*Directive*
Please copy the records below word for word, leaving the pictures out of your answer.

*Entries provided*
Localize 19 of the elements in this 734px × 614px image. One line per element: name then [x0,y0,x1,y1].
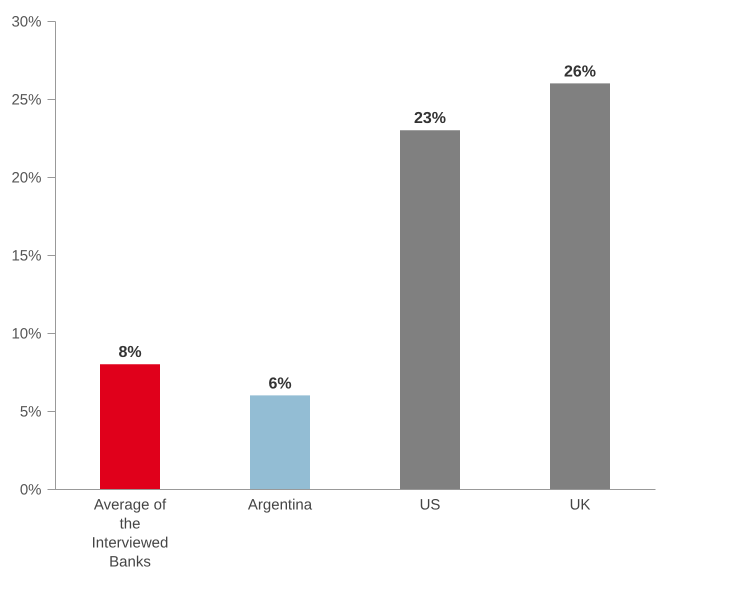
y-tick-label: 30% [11,14,42,30]
data-label: 23% [414,110,446,128]
bar [250,395,310,489]
data-label: 8% [118,344,142,362]
bar [100,364,160,489]
y-tick-label: 25% [11,92,42,108]
x-tick-label: Argentina [248,496,313,514]
y-tick-label: 0% [20,482,42,498]
y-tick-label: 20% [11,170,42,186]
bar [550,83,610,489]
x-tick-label: US [420,496,440,514]
y-tick-label: 15% [11,248,42,264]
y-tick-label: 5% [20,404,42,420]
bar [400,130,460,489]
x-tick-label: Average of the Interviewed Banks [92,496,168,570]
data-label: 6% [268,375,292,392]
data-label: 26% [564,63,596,80]
x-tick-label: UK [570,496,590,514]
y-tick-label: 10% [11,326,42,342]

*Solution for this task*
Localize 19 of the elements in this 734px × 614px image. One line per element: name then [x0,y0,x1,y1].
y-tick-label: 30% [11,14,42,30]
data-label: 23% [414,110,446,128]
bar [250,395,310,489]
data-label: 8% [118,344,142,362]
bar [100,364,160,489]
y-tick-label: 25% [11,92,42,108]
x-tick-label: Argentina [248,496,313,514]
y-tick-label: 0% [20,482,42,498]
y-tick-label: 20% [11,170,42,186]
bar [550,83,610,489]
x-tick-label: US [420,496,440,514]
y-tick-label: 15% [11,248,42,264]
y-tick-label: 5% [20,404,42,420]
bar [400,130,460,489]
x-tick-label: Average of the Interviewed Banks [92,496,168,570]
data-label: 6% [268,375,292,392]
data-label: 26% [564,63,596,80]
x-tick-label: UK [570,496,590,514]
y-tick-label: 10% [11,326,42,342]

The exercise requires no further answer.